> [REQUIREMENTS]: Find all lines in the listing that include the word "организации", then copy them.

> [RECORDS PROVIDED]:
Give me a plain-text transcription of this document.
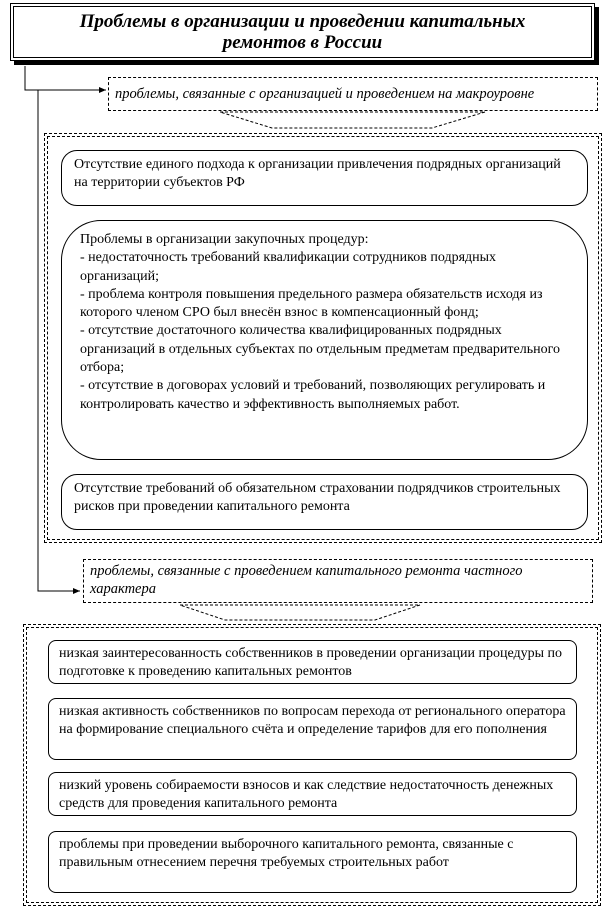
Проблемы в организации и проведении капитальных ремонтов в России
проблемы, связанные с организацией и проведением на макроуровне
Отсутствие единого подхода к организации привлечения подрядных организаций на территории субъектов РФ
Проблемы в организации закупочных процедур:
- недостаточность требований квалификации сотрудников подрядных организаций;
- проблема контроля повышения предельного размера обязательств исходя из которого членом СРО был внесён взнос в компенсационный фонд;
- отсутствие достаточного количества квалифицированных подрядных организаций в отдельных субъектах по отдельным предметам предварительного отбора;
- отсутствие в договорах условий и требований, позволяющих регулировать и контролировать качество и эффективность выполняемых работ.
Отсутствие требований об обязательном страховании подрядчиков строительных рисков при проведении капитального ремонта
проблемы, связанные с проведением капитального ремонта частного характера
низкая заинтересованность собственников в проведении организации процедуры по подготовке к проведению капитальных ремонтов
низкая активность собственников по вопросам перехода от регионального оператора на формирование специального счёта и определение тарифов для его пополнения
низкий уровень собираемости взносов и как следствие недостаточность денежных средств для проведения капитального ремонта
проблемы при проведении выборочного капитального ремонта, связанные с правильным отнесением перечня требуемых строительных работ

> [OUTPUT OF THE TASK]:
Проблемы в организации и проведении капитальных ремонтов в России
Отсутствие единого подхода к организации привлечения подрядных организаций на территории субъектов РФ
Проблемы в организации закупочных процедур:
низкая заинтересованность собственников в проведении организации процедуры по подготовке к проведению капитальных ремонтов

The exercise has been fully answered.